From the records below, extract all the text exactly and leave the images behind.

Dataset excerpt:
+++

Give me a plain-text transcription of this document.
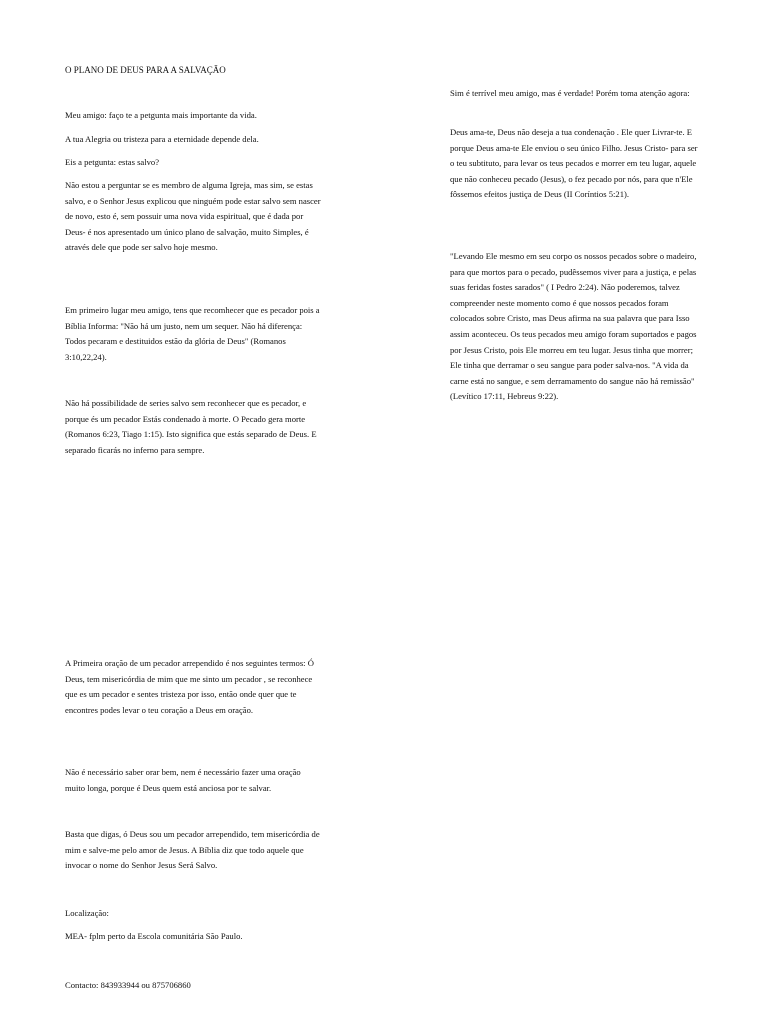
O PLANO DE DEUS PARA A SALVAÇÃO

Meu amigo: faço te a petgunta mais importante da vida.

A tua Alegria ou tristeza para a eternidade depende dela.

Eis a petgunta: estas salvo?

Não estou a perguntar se es membro de alguma Igreja, mas sim, se estas salvo, e o Senhor Jesus explicou que ninguém pode estar salvo sem nascer de novo, esto é, sem possuir uma nova vida espiritual, que é dada por Deus- é nos apresentado um único plano de salvação, muito Simples, é através dele que pode ser salvo hoje mesmo.

Em primeiro lugar meu amigo, tens que recomhecer que es pecador pois a Bíblia Informa: "Não há um justo, nem um sequer. Não há diferença: Todos pecaram e destituidos estão da glória de Deus" (Romanos 3:10,22,24).

Não há possibilidade de series salvo sem reconhecer que es pecador, e porque és um pecador Estás condenado à morte. O Pecado gera morte (Romanos 6:23, Tiago 1:15). Isto significa que estás separado de Deus. E separado ficarás no inferno para sempre.

A Primeira oração de um pecador arrependido é nos seguintes termos: Ó Deus, tem misericórdia de mim que me sinto um pecador , se reconhece que es um pecador e sentes tristeza por isso, então onde quer que te encontres podes levar o teu coração a Deus em oração.

Não é necessário saber orar bem, nem é necessário fazer uma oração muito longa, porque é Deus quem está anciosa por te salvar.

Basta que digas, ó Deus sou um pecador arrependido, tem misericórdia de mim e salve-me pelo amor de Jesus. A Bíblia diz que todo aquele que invocar o nome do Senhor Jesus Será Salvo.

Localização:

MEA- fplm perto da Escola comunitária São Paulo.

Contacto: 843933944 ou 875706860

Sim é terrível meu amigo, mas é verdade! Porém toma atenção agora:

Deus ama-te, Deus não deseja a tua condenação . Ele quer Livrar-te. E porque Deus ama-te Ele enviou o seu único Filho. Jesus Cristo- para ser o teu subtituto, para levar os teus pecados e morrer em teu lugar, aquele que não conheceu pecado (Jesus), o fez pecado por nós, para que n'Ele fôssemos efeitos justiça de Deus (II Coríntios 5:21).

"Levando Ele mesmo em seu corpo os nossos pecados sobre o madeiro, para que mortos para o pecado, pudêssemos viver para a justiça, e pelas suas feridas fostes sarados" ( I Pedro 2:24). Não poderemos, talvez compreender neste momento como é que nossos pecados foram colocados sobre Cristo, mas Deus afirma na sua palavra que para Isso assim aconteceu. Os teus pecados meu amigo foram suportados e pagos por Jesus Cristo, pois Ele morreu em teu lugar. Jesus tinha que morrer; Ele tinha que derramar o seu sangue para poder salva-nos. "A vida da carne está no sangue, e sem derramamento do sangue não há remissão" (Levítico 17:11, Hebreus 9:22).
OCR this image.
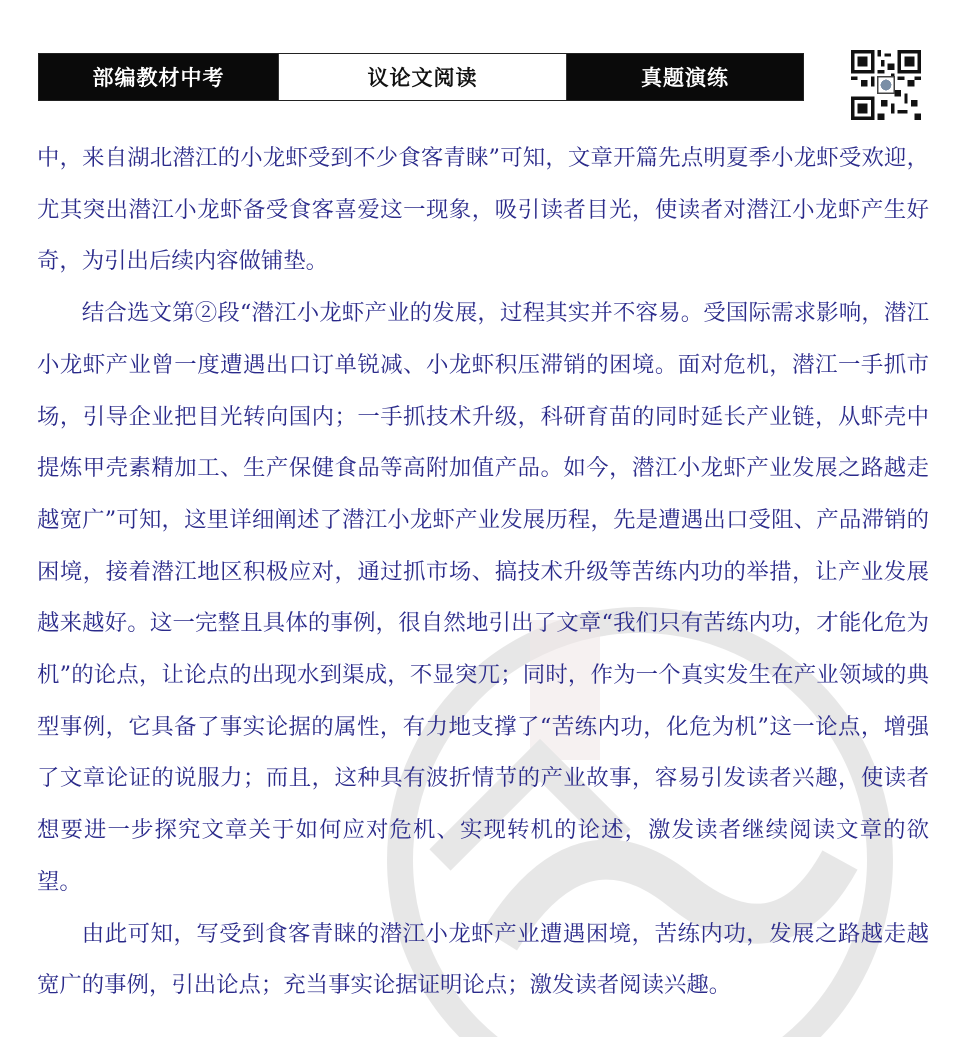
部编教材中考	议论文阅读	真题演练

中，来自湖北潜江的小龙虾受到不少食客青睐”可知，文章开篇先点明夏季小龙虾受欢迎，尤其突出潜江小龙虾备受食客喜爱这一现象，吸引读者目光，使读者对潜江小龙虾产生好奇，为引出后续内容做铺垫。

结合选文第②段“潜江小龙虾产业的发展，过程其实并不容易。受国际需求影响，潜江小龙虾产业曾一度遭遇出口订单锐减、小龙虾积压滞销的困境。面对危机，潜江一手抓市场，引导企业把目光转向国内；一手抓技术升级，科研育苗的同时延长产业链，从虾壳中提炼甲壳素精加工、生产保健食品等高附加值产品。如今，潜江小龙虾产业发展之路越走越宽广”可知，这里详细阐述了潜江小龙虾产业发展历程，先是遭遇出口受阻、产品滞销的困境，接着潜江地区积极应对，通过抓市场、搞技术升级等苦练内功的举措，让产业发展越来越好。这一完整且具体的事例，很自然地引出了文章“我们只有苦练内功，才能化危为机”的论点，让论点的出现水到渠成，不显突兀；同时，作为一个真实发生在产业领域的典型事例，它具备了事实论据的属性，有力地支撑了“苦练内功，化危为机”这一论点，增强了文章论证的说服力；而且，这种具有波折情节的产业故事，容易引发读者兴趣，使读者想要进一步探究文章关于如何应对危机、实现转机的论述，激发读者继续阅读文章的欲望。

由此可知，写受到食客青睐的潜江小龙虾产业遭遇困境，苦练内功，发展之路越走越宽广的事例，引出论点；充当事实论据证明论点；激发读者阅读兴趣。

+++

• [ANSWER FOR THE TASK]
Give me a plain-text transcription of this document.
O PLANO DE DEUS PARA A SALVAÇÃO

Meu amigo: faço te a petgunta mais importante da vida.

A tua Alegria ou tristeza para a eternidade depende dela.

Eis a petgunta: estas salvo?

Não estou a perguntar se es membro de alguma Igreja, mas sim, se estas salvo, e o Senhor Jesus explicou que ninguém pode estar salvo sem nascer de novo, esto é, sem possuir uma nova vida espiritual, que é dada por Deus- é nos apresentado um único plano de salvação, muito Simples, é através dele que pode ser salvo hoje mesmo.

Em primeiro lugar meu amigo, tens que recomhecer que es pecador pois a Bíblia Informa: "Não há um justo, nem um sequer. Não há diferença: Todos pecaram e destituidos estão da glória de Deus" (Romanos 3:10,22,24).

Não há possibilidade de series salvo sem reconhecer que es pecador, e porque és um pecador Estás condenado à morte. O Pecado gera morte (Romanos 6:23, Tiago 1:15). Isto significa que estás separado de Deus. E separado ficarás no inferno para sempre.

A Primeira oração de um pecador arrependido é nos seguintes termos: Ó Deus, tem misericórdia de mim que me sinto um pecador , se reconhece que es um pecador e sentes tristeza por isso, então onde quer que te encontres podes levar o teu coração a Deus em oração.

Não é necessário saber orar bem, nem é necessário fazer uma oração muito longa, porque é Deus quem está anciosa por te salvar.

Basta que digas, ó Deus sou um pecador arrependido, tem misericórdia de mim e salve-me pelo amor de Jesus. A Bíblia diz que todo aquele que invocar o nome do Senhor Jesus Será Salvo.

Localização:

MEA- fplm perto da Escola comunitária São Paulo.

Contacto: 843933944 ou 875706860

Sim é terrível meu amigo, mas é verdade! Porém toma atenção agora:

Deus ama-te, Deus não deseja a tua condenação . Ele quer Livrar-te. E porque Deus ama-te Ele enviou o seu único Filho. Jesus Cristo- para ser o teu subtituto, para levar os teus pecados e morrer em teu lugar, aquele que não conheceu pecado (Jesus), o fez pecado por nós, para que n'Ele fôssemos efeitos justiça de Deus (II Coríntios 5:21).

"Levando Ele mesmo em seu corpo os nossos pecados sobre o madeiro, para que mortos para o pecado, pudêssemos viver para a justiça, e pelas suas feridas fostes sarados" ( I Pedro 2:24). Não poderemos, talvez compreender neste momento como é que nossos pecados foram colocados sobre Cristo, mas Deus afirma na sua palavra que para Isso assim aconteceu. Os teus pecados meu amigo foram suportados e pagos por Jesus Cristo, pois Ele morreu em teu lugar. Jesus tinha que morrer; Ele tinha que derramar o seu sangue para poder salva-nos. "A vida da carne está no sangue, e sem derramamento do sangue não há remissão" (Levítico 17:11, Hebreus 9:22).
OCR this image.
部编教材中考	议论文阅读	真题演练

中，来自湖北潜江的小龙虾受到不少食客青睐”可知，文章开篇先点明夏季小龙虾受欢迎，尤其突出潜江小龙虾备受食客喜爱这一现象，吸引读者目光，使读者对潜江小龙虾产生好奇，为引出后续内容做铺垫。

结合选文第②段“潜江小龙虾产业的发展，过程其实并不容易。受国际需求影响，潜江小龙虾产业曾一度遭遇出口订单锐减、小龙虾积压滞销的困境。面对危机，潜江一手抓市场，引导企业把目光转向国内；一手抓技术升级，科研育苗的同时延长产业链，从虾壳中提炼甲壳素精加工、生产保健食品等高附加值产品。如今，潜江小龙虾产业发展之路越走越宽广”可知，这里详细阐述了潜江小龙虾产业发展历程，先是遭遇出口受阻、产品滞销的困境，接着潜江地区积极应对，通过抓市场、搞技术升级等苦练内功的举措，让产业发展越来越好。这一完整且具体的事例，很自然地引出了文章“我们只有苦练内功，才能化危为机”的论点，让论点的出现水到渠成，不显突兀；同时，作为一个真实发生在产业领域的典型事例，它具备了事实论据的属性，有力地支撑了“苦练内功，化危为机”这一论点，增强了文章论证的说服力；而且，这种具有波折情节的产业故事，容易引发读者兴趣，使读者想要进一步探究文章关于如何应对危机、实现转机的论述，激发读者继续阅读文章的欲望。

由此可知，写受到食客青睐的潜江小龙虾产业遭遇困境，苦练内功，发展之路越走越宽广的事例，引出论点；充当事实论据证明论点；激发读者阅读兴趣。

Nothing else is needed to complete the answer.